## TO BE DONE
Print each of the entries exactly, leaving nothing out.
......
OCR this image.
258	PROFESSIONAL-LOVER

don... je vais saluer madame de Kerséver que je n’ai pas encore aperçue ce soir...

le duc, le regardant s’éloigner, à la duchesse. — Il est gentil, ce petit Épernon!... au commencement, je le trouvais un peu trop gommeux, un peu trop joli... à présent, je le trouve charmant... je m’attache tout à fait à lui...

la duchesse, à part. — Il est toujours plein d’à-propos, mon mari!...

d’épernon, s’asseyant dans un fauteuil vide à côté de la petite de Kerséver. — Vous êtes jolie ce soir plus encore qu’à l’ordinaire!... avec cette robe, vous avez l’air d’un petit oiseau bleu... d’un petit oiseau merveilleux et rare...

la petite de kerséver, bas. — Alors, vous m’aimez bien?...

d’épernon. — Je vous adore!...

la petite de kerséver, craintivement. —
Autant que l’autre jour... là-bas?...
......
## COMPLETED TASK
OCR this image.
258	PROFESSIONAL-LOVER

don... je vais saluer madame de Kerséver que je n’ai pas encore aperçue ce soir...

le duc, le regardant s’éloigner, à la duchesse. — Il est gentil, ce petit Épernon!... au commencement, je le trouvais un peu trop gommeux, un peu trop joli... à présent, je le trouve charmant... je m’attache tout à fait à lui...

la duchesse, à part. — Il est toujours plein d’à-propos, mon mari!...

d’épernon, s’asseyant dans un fauteuil vide à côté de la petite de Kerséver. — Vous êtes jolie ce soir plus encore qu’à l’ordinaire!... avec cette robe, vous avez l’air d’un petit oiseau bleu... d’un petit oiseau merveilleux et rare...

la petite de kerséver, bas. — Alors, vous m’aimez bien?...

d’épernon. — Je vous adore!...

la petite de kerséver, craintivement. —
Autant que l’autre jour... là-bas?...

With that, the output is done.